## SUPPLIED RECORDS
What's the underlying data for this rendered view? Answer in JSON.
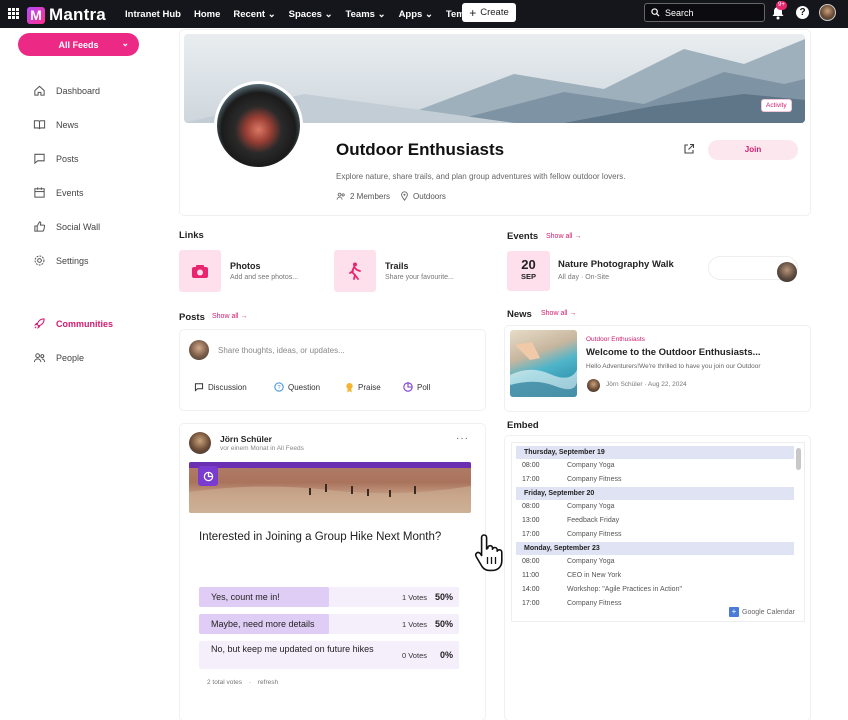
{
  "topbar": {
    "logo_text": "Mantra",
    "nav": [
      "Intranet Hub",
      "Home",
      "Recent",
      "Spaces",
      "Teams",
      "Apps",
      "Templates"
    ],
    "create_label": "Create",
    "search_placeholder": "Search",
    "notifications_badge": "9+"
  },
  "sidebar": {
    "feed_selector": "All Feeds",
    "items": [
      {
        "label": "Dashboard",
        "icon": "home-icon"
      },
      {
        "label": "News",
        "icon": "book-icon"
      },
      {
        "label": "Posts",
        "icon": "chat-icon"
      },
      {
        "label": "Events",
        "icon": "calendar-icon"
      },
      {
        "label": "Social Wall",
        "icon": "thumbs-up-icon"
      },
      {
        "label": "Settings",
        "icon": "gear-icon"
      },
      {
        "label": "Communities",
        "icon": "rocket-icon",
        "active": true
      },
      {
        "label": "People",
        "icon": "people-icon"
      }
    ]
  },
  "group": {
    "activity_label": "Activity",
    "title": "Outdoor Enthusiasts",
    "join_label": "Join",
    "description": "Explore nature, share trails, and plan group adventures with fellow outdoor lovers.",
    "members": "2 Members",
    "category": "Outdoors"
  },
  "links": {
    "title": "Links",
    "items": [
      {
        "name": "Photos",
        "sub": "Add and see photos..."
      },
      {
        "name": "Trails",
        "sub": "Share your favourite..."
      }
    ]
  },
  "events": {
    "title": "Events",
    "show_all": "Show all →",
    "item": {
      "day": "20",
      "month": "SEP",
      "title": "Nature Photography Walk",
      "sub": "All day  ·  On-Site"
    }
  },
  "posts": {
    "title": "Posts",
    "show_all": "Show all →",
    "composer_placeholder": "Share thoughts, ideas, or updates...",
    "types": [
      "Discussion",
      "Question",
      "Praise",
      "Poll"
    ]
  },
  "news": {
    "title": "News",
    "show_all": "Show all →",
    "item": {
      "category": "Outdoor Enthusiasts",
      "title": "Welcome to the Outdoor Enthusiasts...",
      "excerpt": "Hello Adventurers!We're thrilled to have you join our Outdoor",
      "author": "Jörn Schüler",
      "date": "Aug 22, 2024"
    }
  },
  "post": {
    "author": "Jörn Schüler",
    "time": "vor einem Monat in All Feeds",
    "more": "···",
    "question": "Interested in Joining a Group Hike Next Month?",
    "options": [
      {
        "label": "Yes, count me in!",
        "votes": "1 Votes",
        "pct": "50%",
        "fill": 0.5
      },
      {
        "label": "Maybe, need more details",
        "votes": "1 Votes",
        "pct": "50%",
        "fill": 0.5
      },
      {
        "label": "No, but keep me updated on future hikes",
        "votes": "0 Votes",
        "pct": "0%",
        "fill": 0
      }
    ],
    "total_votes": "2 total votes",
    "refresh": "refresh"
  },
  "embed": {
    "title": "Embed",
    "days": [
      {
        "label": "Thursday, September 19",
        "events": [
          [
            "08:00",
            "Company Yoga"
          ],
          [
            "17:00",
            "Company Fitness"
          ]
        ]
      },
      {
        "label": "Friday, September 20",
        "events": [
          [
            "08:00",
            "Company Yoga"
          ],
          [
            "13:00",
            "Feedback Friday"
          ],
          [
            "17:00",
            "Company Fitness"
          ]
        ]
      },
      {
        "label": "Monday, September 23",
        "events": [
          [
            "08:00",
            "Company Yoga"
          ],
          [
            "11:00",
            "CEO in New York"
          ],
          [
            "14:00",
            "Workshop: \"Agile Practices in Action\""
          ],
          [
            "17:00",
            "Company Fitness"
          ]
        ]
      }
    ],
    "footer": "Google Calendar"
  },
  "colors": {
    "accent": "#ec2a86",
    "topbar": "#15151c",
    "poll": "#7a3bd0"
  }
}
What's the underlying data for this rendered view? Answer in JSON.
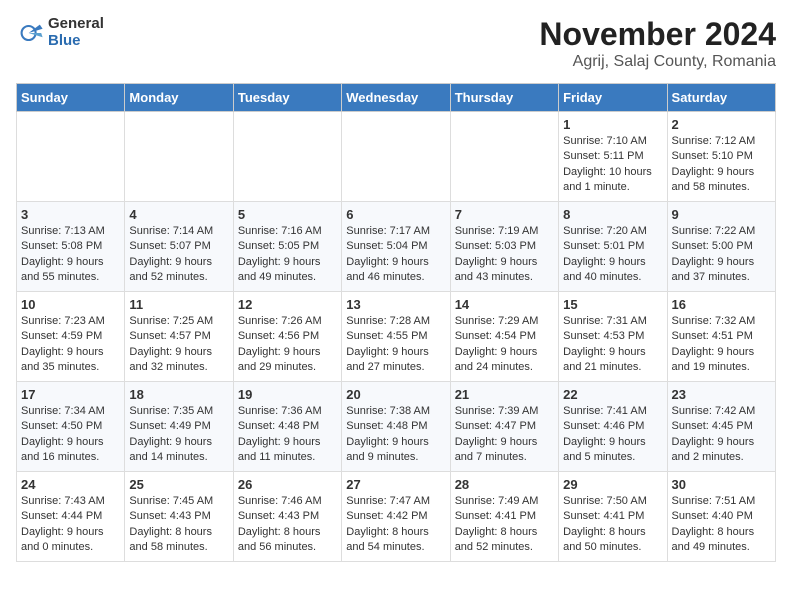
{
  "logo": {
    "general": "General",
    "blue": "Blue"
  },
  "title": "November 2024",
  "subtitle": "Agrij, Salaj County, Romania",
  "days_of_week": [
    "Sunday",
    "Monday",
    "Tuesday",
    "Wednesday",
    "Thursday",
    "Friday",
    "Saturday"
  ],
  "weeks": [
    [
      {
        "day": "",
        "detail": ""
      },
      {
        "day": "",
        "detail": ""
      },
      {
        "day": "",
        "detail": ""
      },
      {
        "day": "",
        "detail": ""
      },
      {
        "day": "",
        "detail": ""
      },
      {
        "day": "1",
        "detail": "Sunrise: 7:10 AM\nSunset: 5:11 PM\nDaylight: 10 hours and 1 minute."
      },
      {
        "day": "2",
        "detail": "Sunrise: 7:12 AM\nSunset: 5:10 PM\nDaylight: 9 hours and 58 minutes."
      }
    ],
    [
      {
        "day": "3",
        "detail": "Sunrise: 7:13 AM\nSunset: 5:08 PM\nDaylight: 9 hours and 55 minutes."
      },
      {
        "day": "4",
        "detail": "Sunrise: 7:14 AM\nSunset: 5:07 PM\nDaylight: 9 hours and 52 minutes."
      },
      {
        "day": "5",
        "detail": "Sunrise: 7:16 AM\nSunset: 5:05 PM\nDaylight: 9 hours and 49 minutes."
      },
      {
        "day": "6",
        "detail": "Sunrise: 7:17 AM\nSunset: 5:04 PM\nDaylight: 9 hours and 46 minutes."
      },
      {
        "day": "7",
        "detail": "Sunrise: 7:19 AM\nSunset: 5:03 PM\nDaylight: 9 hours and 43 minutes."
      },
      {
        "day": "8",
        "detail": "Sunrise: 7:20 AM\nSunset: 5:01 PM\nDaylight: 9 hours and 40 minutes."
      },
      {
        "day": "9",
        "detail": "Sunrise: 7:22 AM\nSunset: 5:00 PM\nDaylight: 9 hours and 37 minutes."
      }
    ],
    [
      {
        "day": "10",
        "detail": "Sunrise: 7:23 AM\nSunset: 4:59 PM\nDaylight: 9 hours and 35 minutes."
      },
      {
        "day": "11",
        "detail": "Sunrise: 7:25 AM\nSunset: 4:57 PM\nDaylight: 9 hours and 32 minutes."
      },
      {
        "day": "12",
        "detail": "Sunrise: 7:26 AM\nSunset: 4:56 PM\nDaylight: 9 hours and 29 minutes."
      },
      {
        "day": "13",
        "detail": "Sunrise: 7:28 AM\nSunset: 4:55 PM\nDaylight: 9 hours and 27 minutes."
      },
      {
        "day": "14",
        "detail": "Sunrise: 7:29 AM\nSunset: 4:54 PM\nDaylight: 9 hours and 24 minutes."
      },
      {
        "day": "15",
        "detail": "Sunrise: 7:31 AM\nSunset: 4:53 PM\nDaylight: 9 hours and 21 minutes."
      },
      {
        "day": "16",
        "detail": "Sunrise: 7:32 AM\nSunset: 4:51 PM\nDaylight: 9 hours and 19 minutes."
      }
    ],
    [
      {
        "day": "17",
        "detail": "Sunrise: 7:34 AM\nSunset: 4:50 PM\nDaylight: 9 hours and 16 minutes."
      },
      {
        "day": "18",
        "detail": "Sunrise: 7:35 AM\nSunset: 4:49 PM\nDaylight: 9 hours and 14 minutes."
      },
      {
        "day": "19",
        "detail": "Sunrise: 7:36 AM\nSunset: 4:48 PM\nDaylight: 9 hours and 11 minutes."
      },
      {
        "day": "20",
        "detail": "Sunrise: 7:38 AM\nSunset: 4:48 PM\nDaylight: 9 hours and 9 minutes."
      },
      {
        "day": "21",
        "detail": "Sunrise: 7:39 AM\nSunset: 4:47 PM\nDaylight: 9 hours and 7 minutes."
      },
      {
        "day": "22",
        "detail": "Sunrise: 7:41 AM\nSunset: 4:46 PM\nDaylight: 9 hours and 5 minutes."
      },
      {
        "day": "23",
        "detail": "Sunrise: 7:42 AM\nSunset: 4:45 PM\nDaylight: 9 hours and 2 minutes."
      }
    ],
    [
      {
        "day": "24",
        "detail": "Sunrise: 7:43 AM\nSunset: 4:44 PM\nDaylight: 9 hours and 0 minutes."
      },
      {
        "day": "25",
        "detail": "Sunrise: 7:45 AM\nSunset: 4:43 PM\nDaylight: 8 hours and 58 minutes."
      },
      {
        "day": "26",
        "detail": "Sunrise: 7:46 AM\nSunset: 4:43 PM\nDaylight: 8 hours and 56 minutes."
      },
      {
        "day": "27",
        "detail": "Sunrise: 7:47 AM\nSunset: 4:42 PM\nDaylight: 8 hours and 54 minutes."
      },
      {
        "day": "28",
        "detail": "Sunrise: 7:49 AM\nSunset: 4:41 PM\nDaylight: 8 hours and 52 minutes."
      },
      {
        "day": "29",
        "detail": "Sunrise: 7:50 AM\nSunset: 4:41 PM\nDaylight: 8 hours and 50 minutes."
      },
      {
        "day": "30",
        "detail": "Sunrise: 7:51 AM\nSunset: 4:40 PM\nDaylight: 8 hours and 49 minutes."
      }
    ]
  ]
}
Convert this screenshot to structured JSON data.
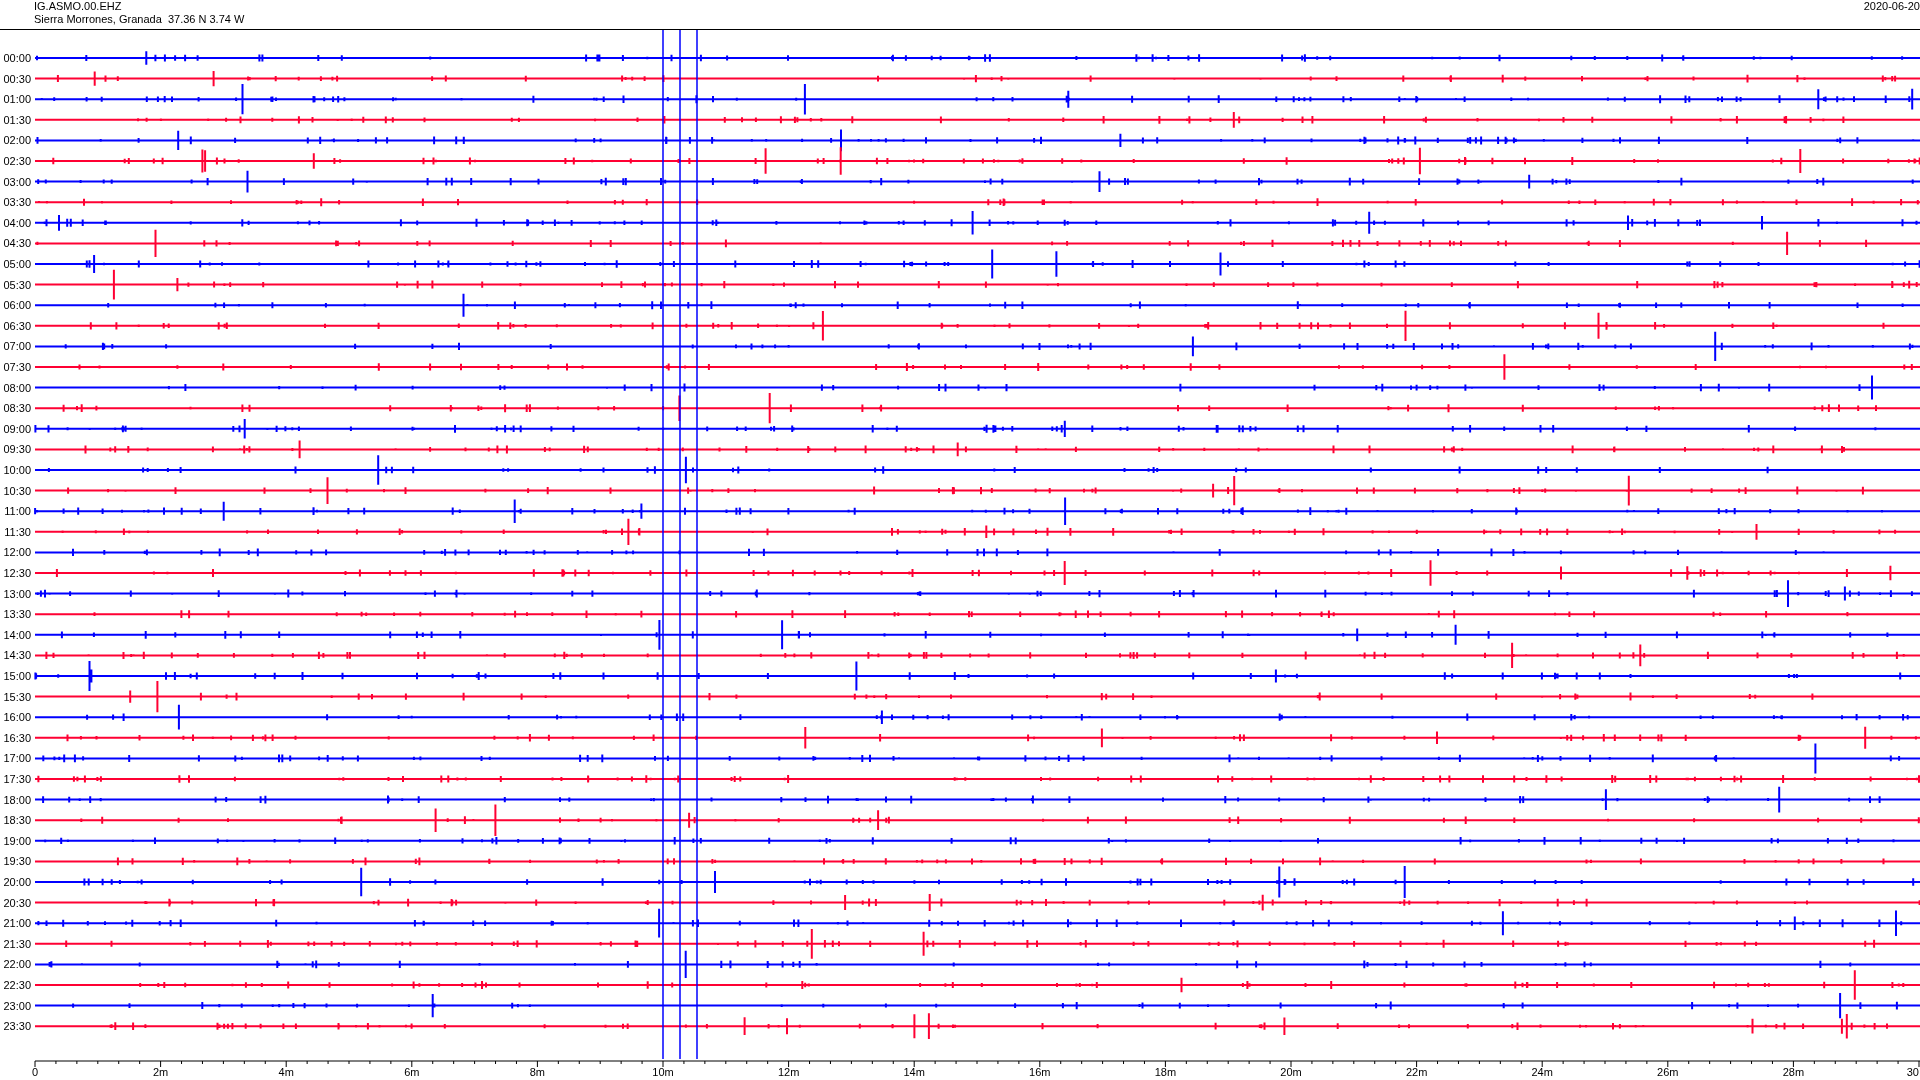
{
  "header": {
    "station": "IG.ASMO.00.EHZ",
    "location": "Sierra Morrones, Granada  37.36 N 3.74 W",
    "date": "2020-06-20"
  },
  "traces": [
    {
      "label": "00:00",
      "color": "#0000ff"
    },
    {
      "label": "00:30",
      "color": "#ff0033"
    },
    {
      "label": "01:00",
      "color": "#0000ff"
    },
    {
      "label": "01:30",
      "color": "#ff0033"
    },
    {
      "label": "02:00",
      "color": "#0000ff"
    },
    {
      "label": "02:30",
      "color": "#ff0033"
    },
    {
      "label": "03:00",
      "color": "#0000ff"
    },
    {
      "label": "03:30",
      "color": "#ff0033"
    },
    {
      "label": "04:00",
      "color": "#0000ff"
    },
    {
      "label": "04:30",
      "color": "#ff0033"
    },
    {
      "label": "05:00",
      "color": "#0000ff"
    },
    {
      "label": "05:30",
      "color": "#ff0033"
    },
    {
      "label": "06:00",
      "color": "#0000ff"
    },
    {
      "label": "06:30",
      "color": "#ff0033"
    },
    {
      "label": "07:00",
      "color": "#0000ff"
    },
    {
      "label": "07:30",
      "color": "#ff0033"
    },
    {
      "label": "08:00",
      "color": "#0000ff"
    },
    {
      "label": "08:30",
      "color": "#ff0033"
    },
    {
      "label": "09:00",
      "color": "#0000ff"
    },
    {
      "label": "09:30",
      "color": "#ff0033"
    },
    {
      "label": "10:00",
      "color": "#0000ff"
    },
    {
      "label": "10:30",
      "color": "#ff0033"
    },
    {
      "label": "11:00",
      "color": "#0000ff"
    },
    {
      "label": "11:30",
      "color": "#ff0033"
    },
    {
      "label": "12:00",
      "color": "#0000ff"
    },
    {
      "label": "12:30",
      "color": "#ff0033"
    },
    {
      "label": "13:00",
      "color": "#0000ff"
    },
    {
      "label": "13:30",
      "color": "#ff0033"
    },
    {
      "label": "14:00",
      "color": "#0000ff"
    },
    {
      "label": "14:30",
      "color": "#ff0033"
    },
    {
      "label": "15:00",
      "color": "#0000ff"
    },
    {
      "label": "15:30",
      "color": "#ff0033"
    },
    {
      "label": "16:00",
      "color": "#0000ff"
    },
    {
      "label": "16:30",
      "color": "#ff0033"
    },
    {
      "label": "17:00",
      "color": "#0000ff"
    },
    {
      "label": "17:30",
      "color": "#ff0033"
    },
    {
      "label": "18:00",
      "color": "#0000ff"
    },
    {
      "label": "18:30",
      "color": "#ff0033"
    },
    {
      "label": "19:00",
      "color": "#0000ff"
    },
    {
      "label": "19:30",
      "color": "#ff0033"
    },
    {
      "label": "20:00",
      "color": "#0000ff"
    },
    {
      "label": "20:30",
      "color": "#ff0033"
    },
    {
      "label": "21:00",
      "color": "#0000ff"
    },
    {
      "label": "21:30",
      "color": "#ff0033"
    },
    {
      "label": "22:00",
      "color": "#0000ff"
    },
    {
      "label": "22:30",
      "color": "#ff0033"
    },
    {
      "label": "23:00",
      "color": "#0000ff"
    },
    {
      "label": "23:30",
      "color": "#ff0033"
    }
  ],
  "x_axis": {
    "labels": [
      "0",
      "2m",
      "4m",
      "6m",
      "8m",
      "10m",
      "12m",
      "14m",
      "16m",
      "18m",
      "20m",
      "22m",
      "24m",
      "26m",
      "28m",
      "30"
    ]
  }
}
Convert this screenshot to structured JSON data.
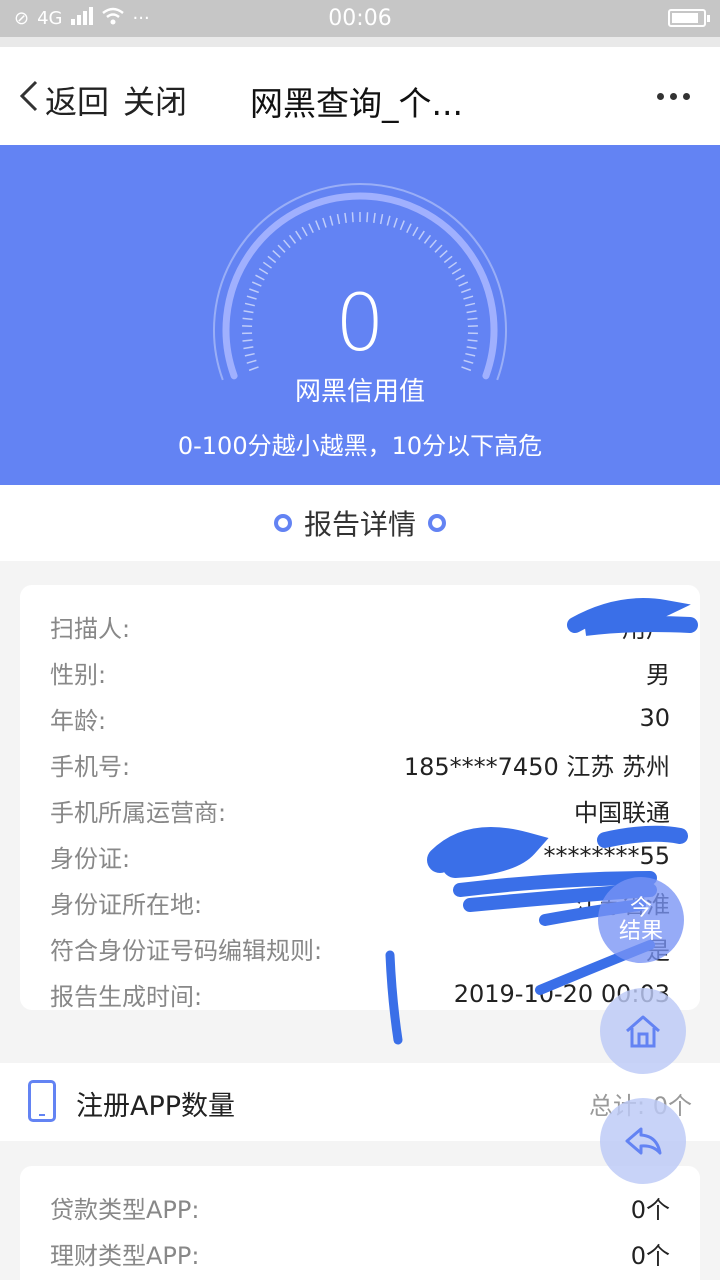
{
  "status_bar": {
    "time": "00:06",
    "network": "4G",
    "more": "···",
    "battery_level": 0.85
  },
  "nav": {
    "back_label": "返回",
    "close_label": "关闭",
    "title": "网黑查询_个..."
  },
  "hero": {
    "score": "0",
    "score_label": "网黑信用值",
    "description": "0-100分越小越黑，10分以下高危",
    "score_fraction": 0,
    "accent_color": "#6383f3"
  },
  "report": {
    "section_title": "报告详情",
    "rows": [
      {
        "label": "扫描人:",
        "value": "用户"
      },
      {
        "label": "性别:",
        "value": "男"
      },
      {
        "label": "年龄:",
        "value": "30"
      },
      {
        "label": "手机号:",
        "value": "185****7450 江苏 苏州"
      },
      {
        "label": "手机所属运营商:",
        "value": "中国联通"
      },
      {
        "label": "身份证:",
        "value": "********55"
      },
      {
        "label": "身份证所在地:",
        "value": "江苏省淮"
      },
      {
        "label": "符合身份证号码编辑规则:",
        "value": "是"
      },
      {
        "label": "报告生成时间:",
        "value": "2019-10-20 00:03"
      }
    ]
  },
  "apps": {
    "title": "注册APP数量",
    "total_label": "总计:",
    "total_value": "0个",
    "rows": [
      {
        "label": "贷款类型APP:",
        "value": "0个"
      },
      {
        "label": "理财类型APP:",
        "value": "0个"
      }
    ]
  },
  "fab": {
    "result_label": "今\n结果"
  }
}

## WHAT IS ASKED
Pick out each line that holds the string "category".

## ANSWER
    "category": "Outdoors"
      "category": "Outdoor Enthusiasts",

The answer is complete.